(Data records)
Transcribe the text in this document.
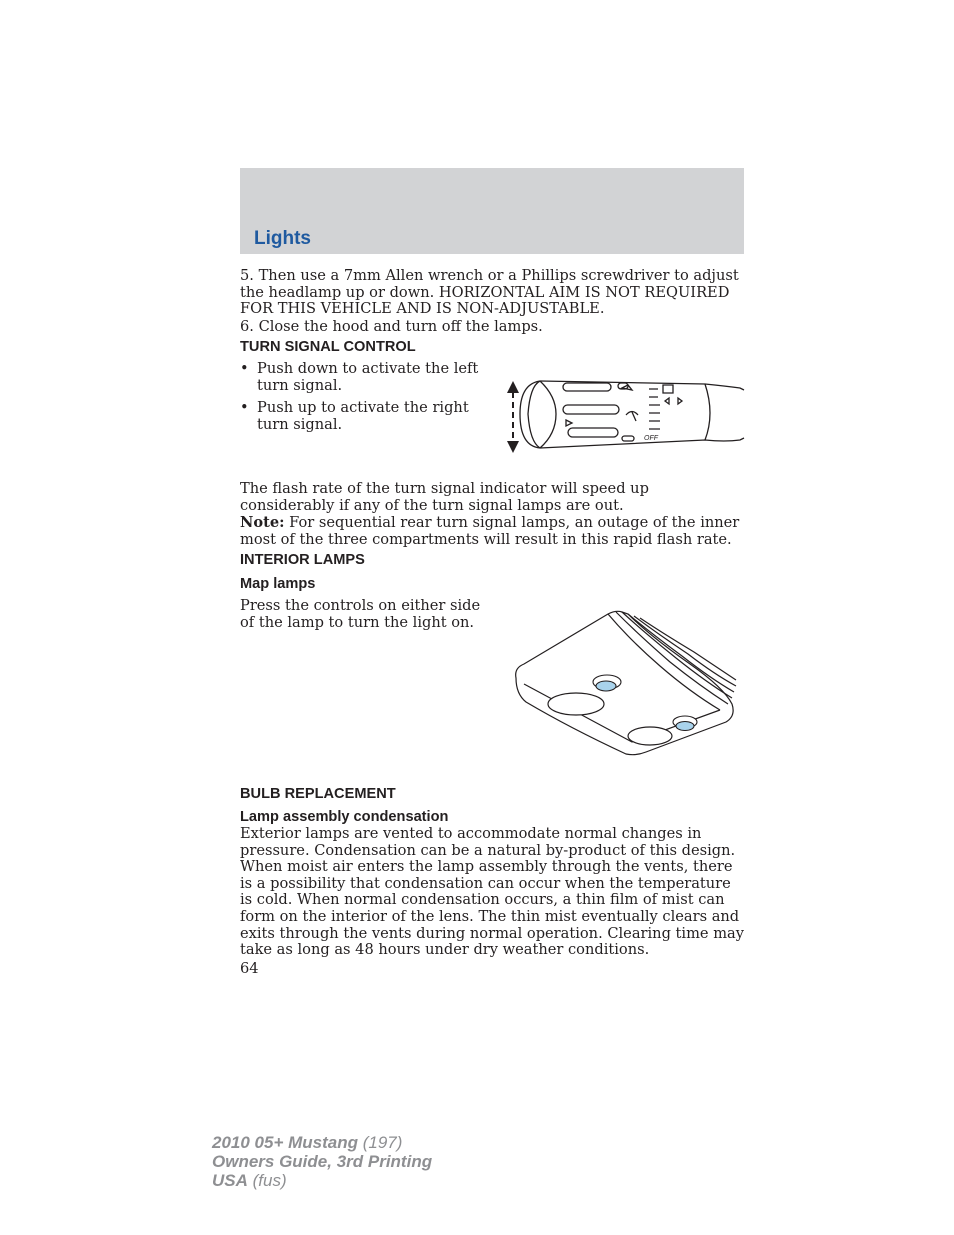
Lights

5. Then use a 7mm Allen wrench or a Phillips screwdriver to adjust the headlamp up or down. HORIZONTAL AIM IS NOT REQUIRED FOR THIS VEHICLE AND IS NON-ADJUSTABLE.

6. Close the hood and turn off the lamps.

TURN SIGNAL CONTROL

• Push down to activate the left turn signal.
• Push up to activate the right turn signal.
OFF

The flash rate of the turn signal indicator will speed up considerably if any of the turn signal lamps are out.

Note: For sequential rear turn signal lamps, an outage of the inner most of the three compartments will result in this rapid flash rate.

INTERIOR LAMPS

Map lamps

Press the controls on either side of the lamp to turn the light on.

BULB REPLACEMENT

Lamp assembly condensation

Exterior lamps are vented to accommodate normal changes in pressure. Condensation can be a natural by-product of this design. When moist air enters the lamp assembly through the vents, there is a possibility that condensation can occur when the temperature is cold. When normal condensation occurs, a thin film of mist can form on the interior of the lens. The thin mist eventually clears and exits through the vents during normal operation. Clearing time may take as long as 48 hours under dry weather conditions.

64

2010 05+ Mustang (197)
Owners Guide, 3rd Printing
USA (fus)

GIVEN REQUEST: Pull out every line above that holds the word "down".

RESULT BELOW:
5. Then use a 7mm Allen wrench or a Phillips screwdriver to adjust the headlamp up or down. HORIZONTAL AIM IS NOT REQUIRED FOR THIS VEHICLE AND IS NON-ADJUSTABLE.
• Push down to activate the left turn signal.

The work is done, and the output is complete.